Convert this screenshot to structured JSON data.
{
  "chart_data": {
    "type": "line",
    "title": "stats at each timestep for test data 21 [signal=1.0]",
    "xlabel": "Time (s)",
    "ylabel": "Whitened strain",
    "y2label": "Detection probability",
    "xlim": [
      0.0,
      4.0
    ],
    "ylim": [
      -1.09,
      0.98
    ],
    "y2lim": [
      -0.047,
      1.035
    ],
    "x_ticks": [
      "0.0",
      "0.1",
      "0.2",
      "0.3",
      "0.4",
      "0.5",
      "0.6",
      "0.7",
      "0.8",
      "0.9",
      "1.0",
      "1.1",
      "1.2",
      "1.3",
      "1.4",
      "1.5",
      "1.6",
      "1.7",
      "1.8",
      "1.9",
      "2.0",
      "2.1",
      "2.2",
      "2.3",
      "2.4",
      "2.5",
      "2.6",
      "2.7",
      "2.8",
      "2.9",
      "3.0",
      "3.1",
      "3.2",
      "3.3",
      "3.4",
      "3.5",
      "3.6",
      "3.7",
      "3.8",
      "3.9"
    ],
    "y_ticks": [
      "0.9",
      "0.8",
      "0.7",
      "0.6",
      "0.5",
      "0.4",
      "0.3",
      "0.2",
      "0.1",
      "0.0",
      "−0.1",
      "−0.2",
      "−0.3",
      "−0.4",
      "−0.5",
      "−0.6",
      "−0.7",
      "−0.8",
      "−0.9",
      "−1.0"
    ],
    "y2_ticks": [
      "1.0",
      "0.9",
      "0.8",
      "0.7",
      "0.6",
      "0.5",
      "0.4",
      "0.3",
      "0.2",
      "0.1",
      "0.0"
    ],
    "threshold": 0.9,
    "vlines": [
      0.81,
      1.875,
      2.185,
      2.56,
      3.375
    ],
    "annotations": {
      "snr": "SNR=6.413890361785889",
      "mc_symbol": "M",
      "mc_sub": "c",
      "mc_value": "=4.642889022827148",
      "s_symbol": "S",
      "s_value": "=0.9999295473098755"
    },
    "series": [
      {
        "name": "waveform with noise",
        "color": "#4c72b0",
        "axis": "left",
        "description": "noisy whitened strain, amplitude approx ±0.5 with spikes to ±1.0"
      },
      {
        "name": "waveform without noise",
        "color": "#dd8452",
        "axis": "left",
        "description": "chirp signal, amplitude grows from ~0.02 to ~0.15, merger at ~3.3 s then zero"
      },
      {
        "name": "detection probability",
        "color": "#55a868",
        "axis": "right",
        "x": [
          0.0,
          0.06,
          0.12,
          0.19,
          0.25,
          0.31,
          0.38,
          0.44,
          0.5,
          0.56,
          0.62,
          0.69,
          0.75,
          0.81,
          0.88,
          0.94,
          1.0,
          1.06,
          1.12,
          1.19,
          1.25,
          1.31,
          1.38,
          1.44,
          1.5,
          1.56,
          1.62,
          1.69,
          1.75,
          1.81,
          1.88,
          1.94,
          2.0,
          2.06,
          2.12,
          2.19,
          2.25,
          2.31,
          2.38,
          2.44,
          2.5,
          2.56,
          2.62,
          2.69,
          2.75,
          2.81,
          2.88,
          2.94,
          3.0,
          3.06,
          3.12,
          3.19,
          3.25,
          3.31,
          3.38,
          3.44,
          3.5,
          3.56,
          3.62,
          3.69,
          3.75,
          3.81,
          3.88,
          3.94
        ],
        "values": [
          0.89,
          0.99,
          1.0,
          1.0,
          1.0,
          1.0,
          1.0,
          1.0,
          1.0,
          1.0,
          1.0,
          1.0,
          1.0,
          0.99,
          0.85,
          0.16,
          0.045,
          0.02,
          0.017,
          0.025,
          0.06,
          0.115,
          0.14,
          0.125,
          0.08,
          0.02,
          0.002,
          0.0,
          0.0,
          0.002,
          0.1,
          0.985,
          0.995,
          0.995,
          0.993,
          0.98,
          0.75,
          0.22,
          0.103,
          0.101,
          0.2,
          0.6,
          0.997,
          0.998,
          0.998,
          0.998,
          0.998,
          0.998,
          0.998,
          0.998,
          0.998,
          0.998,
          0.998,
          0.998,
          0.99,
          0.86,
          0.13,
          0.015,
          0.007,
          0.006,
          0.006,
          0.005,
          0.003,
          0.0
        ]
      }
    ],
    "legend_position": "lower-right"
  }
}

__Task brief__: Print the whole listing again, exactly.

__Task answer__:
Convert this screenshot to structured JSON data.
{
  "chart_data": {
    "type": "line",
    "title": "stats at each timestep for test data 21 [signal=1.0]",
    "xlabel": "Time (s)",
    "ylabel": "Whitened strain",
    "y2label": "Detection probability",
    "xlim": [
      0.0,
      4.0
    ],
    "ylim": [
      -1.09,
      0.98
    ],
    "y2lim": [
      -0.047,
      1.035
    ],
    "x_ticks": [
      "0.0",
      "0.1",
      "0.2",
      "0.3",
      "0.4",
      "0.5",
      "0.6",
      "0.7",
      "0.8",
      "0.9",
      "1.0",
      "1.1",
      "1.2",
      "1.3",
      "1.4",
      "1.5",
      "1.6",
      "1.7",
      "1.8",
      "1.9",
      "2.0",
      "2.1",
      "2.2",
      "2.3",
      "2.4",
      "2.5",
      "2.6",
      "2.7",
      "2.8",
      "2.9",
      "3.0",
      "3.1",
      "3.2",
      "3.3",
      "3.4",
      "3.5",
      "3.6",
      "3.7",
      "3.8",
      "3.9"
    ],
    "y_ticks": [
      "0.9",
      "0.8",
      "0.7",
      "0.6",
      "0.5",
      "0.4",
      "0.3",
      "0.2",
      "0.1",
      "0.0",
      "−0.1",
      "−0.2",
      "−0.3",
      "−0.4",
      "−0.5",
      "−0.6",
      "−0.7",
      "−0.8",
      "−0.9",
      "−1.0"
    ],
    "y2_ticks": [
      "1.0",
      "0.9",
      "0.8",
      "0.7",
      "0.6",
      "0.5",
      "0.4",
      "0.3",
      "0.2",
      "0.1",
      "0.0"
    ],
    "threshold": 0.9,
    "vlines": [
      0.81,
      1.875,
      2.185,
      2.56,
      3.375
    ],
    "annotations": {
      "snr": "SNR=6.413890361785889",
      "mc_symbol": "M",
      "mc_sub": "c",
      "mc_value": "=4.642889022827148",
      "s_symbol": "S",
      "s_value": "=0.9999295473098755"
    },
    "series": [
      {
        "name": "waveform with noise",
        "color": "#4c72b0",
        "axis": "left",
        "description": "noisy whitened strain, amplitude approx ±0.5 with spikes to ±1.0"
      },
      {
        "name": "waveform without noise",
        "color": "#dd8452",
        "axis": "left",
        "description": "chirp signal, amplitude grows from ~0.02 to ~0.15, merger at ~3.3 s then zero"
      },
      {
        "name": "detection probability",
        "color": "#55a868",
        "axis": "right",
        "x": [
          0.0,
          0.06,
          0.12,
          0.19,
          0.25,
          0.31,
          0.38,
          0.44,
          0.5,
          0.56,
          0.62,
          0.69,
          0.75,
          0.81,
          0.88,
          0.94,
          1.0,
          1.06,
          1.12,
          1.19,
          1.25,
          1.31,
          1.38,
          1.44,
          1.5,
          1.56,
          1.62,
          1.69,
          1.75,
          1.81,
          1.88,
          1.94,
          2.0,
          2.06,
          2.12,
          2.19,
          2.25,
          2.31,
          2.38,
          2.44,
          2.5,
          2.56,
          2.62,
          2.69,
          2.75,
          2.81,
          2.88,
          2.94,
          3.0,
          3.06,
          3.12,
          3.19,
          3.25,
          3.31,
          3.38,
          3.44,
          3.5,
          3.56,
          3.62,
          3.69,
          3.75,
          3.81,
          3.88,
          3.94
        ],
        "values": [
          0.89,
          0.99,
          1.0,
          1.0,
          1.0,
          1.0,
          1.0,
          1.0,
          1.0,
          1.0,
          1.0,
          1.0,
          1.0,
          0.99,
          0.85,
          0.16,
          0.045,
          0.02,
          0.017,
          0.025,
          0.06,
          0.115,
          0.14,
          0.125,
          0.08,
          0.02,
          0.002,
          0.0,
          0.0,
          0.002,
          0.1,
          0.985,
          0.995,
          0.995,
          0.993,
          0.98,
          0.75,
          0.22,
          0.103,
          0.101,
          0.2,
          0.6,
          0.997,
          0.998,
          0.998,
          0.998,
          0.998,
          0.998,
          0.998,
          0.998,
          0.998,
          0.998,
          0.998,
          0.998,
          0.99,
          0.86,
          0.13,
          0.015,
          0.007,
          0.006,
          0.006,
          0.005,
          0.003,
          0.0
        ]
      }
    ],
    "legend_position": "lower-right"
  }
}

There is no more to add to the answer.